- Texte extrait -
La Vendée resta muette sous le coup. Mais on put deviner, par ce sinistre événement, ce qui couvait en elle. On put, d’après 1792, prévoir 1793. Il n’était que trop sûr que les villes, petites et faiblement peuplées dans ce pays, ne pourraient, quelle que fût leur énergie, contenir les campagnes, que celles-ci emporteraient tout, qu’un jour ou l’autre la Vendée tout entière se lèverait comme un seul homme, qu’elle marcherait d’ensemble, prêtres en tête, disciplinée d’avance, sous les drapeaux de ses paroisses.

- Entrées fournies -

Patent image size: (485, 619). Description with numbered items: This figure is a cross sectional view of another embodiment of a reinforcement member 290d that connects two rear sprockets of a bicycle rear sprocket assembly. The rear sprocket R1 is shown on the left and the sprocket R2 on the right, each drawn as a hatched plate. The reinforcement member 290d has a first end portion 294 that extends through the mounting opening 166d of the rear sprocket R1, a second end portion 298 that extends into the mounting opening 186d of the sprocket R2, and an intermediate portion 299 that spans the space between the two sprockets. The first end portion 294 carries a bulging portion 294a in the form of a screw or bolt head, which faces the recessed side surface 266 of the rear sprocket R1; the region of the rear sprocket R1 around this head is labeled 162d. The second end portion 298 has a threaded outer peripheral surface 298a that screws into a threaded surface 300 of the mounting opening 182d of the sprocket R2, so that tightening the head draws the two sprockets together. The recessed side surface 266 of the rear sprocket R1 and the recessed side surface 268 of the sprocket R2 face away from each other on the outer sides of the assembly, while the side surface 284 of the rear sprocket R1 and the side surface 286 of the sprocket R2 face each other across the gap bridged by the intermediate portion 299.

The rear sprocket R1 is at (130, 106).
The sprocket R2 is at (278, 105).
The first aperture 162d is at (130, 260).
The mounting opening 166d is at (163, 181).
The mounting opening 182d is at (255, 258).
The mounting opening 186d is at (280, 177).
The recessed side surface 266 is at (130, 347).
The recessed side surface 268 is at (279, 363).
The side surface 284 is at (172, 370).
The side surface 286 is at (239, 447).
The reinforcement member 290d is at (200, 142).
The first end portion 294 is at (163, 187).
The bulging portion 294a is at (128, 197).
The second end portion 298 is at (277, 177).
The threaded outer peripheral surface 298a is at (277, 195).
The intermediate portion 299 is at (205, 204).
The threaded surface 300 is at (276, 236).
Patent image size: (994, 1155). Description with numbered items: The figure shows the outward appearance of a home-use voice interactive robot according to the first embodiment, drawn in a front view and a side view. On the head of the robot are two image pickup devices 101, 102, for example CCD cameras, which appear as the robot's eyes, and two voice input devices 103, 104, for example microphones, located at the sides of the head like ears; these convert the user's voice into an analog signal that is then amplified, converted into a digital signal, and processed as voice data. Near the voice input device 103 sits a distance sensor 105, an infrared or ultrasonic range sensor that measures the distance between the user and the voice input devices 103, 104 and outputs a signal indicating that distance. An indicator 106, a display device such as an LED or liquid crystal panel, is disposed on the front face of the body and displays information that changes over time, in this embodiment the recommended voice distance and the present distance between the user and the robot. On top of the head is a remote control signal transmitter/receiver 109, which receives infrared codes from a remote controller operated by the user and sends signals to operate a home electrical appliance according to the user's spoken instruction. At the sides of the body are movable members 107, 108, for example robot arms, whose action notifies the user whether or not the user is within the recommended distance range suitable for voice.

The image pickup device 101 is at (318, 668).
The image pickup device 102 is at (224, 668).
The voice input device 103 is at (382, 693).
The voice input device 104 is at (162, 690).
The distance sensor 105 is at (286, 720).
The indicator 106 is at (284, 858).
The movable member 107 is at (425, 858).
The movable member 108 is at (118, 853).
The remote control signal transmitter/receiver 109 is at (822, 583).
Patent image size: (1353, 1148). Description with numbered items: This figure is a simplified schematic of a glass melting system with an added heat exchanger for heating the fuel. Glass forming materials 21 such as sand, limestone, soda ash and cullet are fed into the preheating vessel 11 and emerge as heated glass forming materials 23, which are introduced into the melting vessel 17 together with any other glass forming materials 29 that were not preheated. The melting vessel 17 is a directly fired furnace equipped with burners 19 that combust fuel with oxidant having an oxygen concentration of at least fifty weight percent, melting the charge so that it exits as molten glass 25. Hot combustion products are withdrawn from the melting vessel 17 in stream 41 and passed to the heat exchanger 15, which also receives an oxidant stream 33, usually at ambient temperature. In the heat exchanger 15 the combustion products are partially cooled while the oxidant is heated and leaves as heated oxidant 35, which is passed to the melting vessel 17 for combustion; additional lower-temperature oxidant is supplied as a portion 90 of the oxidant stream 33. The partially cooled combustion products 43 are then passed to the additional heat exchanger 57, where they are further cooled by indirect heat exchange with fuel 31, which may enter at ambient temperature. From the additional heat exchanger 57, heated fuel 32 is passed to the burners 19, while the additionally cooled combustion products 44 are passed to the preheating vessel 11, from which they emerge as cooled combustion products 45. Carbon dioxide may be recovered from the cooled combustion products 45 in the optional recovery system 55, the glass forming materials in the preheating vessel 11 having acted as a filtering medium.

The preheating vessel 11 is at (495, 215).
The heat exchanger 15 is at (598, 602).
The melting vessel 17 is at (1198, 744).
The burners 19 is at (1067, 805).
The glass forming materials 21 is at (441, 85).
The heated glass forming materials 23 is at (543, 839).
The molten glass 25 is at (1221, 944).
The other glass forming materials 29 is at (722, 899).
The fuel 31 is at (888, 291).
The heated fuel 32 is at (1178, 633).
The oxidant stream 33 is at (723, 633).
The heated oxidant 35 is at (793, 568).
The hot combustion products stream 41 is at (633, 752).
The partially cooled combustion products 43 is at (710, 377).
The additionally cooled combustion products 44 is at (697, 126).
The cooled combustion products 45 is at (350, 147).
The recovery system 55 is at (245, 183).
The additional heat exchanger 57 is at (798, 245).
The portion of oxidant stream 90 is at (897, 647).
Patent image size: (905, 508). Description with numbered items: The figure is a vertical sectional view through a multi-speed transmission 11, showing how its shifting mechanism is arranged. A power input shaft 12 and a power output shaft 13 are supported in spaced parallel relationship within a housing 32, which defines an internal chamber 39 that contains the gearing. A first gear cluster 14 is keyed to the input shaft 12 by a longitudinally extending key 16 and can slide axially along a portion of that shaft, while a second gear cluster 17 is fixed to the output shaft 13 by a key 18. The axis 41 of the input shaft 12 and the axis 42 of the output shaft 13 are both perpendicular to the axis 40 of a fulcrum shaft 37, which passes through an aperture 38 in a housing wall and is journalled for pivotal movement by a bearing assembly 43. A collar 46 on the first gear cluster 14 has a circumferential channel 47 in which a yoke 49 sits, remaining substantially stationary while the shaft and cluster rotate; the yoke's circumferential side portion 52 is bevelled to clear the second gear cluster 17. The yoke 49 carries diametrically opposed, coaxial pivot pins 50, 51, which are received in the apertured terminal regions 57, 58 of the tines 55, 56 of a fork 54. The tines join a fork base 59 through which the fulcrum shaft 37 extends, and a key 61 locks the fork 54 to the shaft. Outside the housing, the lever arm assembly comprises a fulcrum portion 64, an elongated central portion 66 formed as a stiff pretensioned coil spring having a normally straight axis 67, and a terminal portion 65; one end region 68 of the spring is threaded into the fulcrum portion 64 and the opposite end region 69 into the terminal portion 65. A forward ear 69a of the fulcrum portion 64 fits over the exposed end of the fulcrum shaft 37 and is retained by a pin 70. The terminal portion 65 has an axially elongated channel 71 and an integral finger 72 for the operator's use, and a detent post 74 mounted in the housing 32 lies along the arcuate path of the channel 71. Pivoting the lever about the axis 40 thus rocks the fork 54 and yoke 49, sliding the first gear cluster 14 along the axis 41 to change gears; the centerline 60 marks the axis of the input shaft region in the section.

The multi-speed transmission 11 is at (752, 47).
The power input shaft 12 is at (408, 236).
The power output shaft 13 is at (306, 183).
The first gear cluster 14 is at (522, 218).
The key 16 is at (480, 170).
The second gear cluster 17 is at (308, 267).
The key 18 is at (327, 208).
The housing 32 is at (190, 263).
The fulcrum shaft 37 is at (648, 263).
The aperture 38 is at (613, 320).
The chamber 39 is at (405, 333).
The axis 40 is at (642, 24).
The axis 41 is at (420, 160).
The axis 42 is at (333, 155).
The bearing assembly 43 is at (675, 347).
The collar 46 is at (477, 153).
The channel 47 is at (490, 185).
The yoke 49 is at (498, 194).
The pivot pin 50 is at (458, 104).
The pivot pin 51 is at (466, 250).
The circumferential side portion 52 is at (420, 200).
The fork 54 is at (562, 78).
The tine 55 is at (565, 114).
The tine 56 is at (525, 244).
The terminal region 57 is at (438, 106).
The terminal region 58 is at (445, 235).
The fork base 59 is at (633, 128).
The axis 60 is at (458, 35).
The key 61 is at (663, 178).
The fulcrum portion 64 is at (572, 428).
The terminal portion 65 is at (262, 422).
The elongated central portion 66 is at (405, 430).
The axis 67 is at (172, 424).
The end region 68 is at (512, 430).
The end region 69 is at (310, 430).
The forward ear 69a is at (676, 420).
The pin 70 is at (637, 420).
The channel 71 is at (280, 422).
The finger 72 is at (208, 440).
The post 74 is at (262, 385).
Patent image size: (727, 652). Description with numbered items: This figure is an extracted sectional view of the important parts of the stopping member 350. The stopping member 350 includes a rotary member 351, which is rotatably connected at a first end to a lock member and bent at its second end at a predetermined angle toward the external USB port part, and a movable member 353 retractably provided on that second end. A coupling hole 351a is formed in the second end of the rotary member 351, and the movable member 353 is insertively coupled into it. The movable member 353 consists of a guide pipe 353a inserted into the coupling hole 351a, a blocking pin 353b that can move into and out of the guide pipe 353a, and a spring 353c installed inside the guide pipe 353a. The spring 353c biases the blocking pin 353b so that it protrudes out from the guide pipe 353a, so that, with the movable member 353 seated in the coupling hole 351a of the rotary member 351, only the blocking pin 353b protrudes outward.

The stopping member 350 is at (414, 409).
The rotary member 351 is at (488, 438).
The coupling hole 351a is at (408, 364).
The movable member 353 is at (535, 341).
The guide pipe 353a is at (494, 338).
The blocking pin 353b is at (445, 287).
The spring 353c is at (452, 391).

- Consigne 1 -
Résumez en deux phrases le passage sur la Vendée.
- Consigne 2 -
Selon le passage sur la Vendée, qui marcherait en tête lorsque le pays se lèverait ?

- Corrigé 1 -
Après ce sinistre événement, la Vendée resta muette, mais on put deviner ce qui couvait en elle et, d'après 1792, prévoir 1793. Il était sûr que les petites villes ne pourraient contenir les campagnes et qu'un jour la Vendée entière se lèverait comme un seul homme, prêtres en tête, sous les drapeaux de ses paroisses.

- Corrigé 2 -
Les prêtres.